## 文档
***
调用这个锁的时候需要锁定worker的位置,并进行相关的记录,尽管我们使用某种并发集,但是事实证明,使用锁的方式通常是可取的。原因之一是它可以对interruptIdleWorkers进行序列化。从而可以避免不必要的中断风暴。尤其是在关机期间,否则,退出线程将同时中断哪些尚未中断的线程,它也简化了一些相关的数据。如maximumPoolSize。我们还在shutdown和shutdownNow上保留了mainLock,以确保在单独检查中断和实际中断权限的时候,workerSet是稳定的。 termination是一个wait条件,以支持awaitTermination。

1.2.5 其他成员变量

/**
 * Tracks largest attained pool size. Accessed only under
 * mainLock.
 */
private int largestPoolSize;

/**
 * Counter for completed tasks. Updated only on termination of
 * worker threads. Accessed only under mainLock.
 */
private long completedTaskCount;

/*
 * All user control parameters are declared as volatiles so that
 * ongoing actions are based on freshest values, but without need
 * for locking, since no internal invariants depend on them
 * changing synchronously with respect to other actions.
 */

/**
 * Factory for new threads. All threads are created using this
 * factory (via method addWorker).  All callers must be prepared
 * for addWorker to fail, which may reflect a system or user's
 * policy limiting the number of threads.  Even though it is not
 * treated as an error, failure to create threads may result in
 * new tasks being rejected or existing ones remaining stuck in
 * the queue.
 *
 * We go further and preserve pool invariants even in the face of
 * errors such as OutOfMemoryError, that might be thrown while
 * trying to create threads.  Such errors are rather common due to
 * the need to allocate a native stack in Thread.start, and users
 * will want to perform clean pool shutdown to clean up.  There
 * will likely be enough memory available for the cleanup code to
 * complete without encountering yet another OutOfMemoryError.
 */
private volatile ThreadFactory threadFactory;

/**
 * Handler called when saturated or shutdown in execute.
 */
private volatile RejectedExecutionHandler handler;

/**
 * Timeout in nanoseconds for idle threads waiting for work.
 * Threads use this timeout when there are more than corePoolSize
 * present or if allowCoreThreadTimeOut. Otherwise they wait
 * forever for new work.
 */
private volatile long keepAliveTime;

/**
 * If false (default), core threads stay alive even when idle.
 * If true, core threads use keepAliveTime to time out waiting
 * for work.
 */
private volatile boolean allowCoreThreadTimeOut;

/**
 * Core pool size is the minimum number of workers to keep alive
 * (and not allow to time out etc) unless allowCoreThreadTimeOut
 * is set, in which case the minimum is zero.
***
## 任务指令
在这篇线程池源码文档中,从“1.2.5 其他成员变量”开始、到“only under mainLock.”结束,一字不差地输出这一段。 这些材料取自另一来源。

## 数据部分
***
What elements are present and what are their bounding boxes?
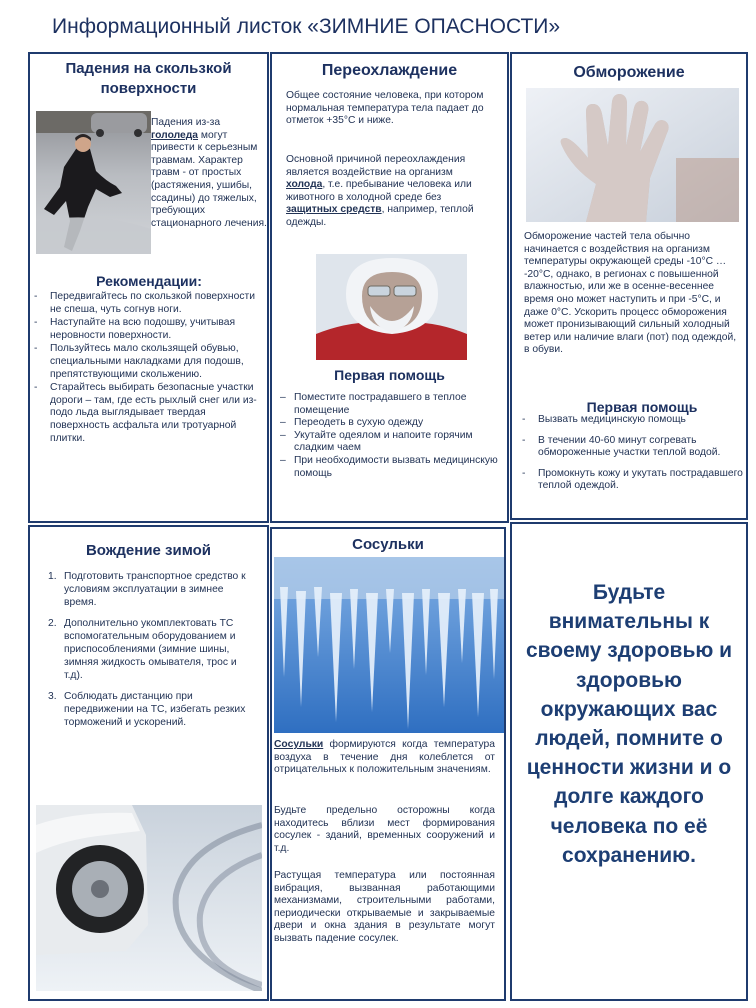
***
## 练习答案
1.2.5 其他成员变量

/**
 * Tracks largest attained pool size. Accessed only under
 * mainLock.
 */
private int largestPoolSize;

/**
 * Counter for completed tasks. Updated only on termination of
 * worker threads. Accessed only under mainLock.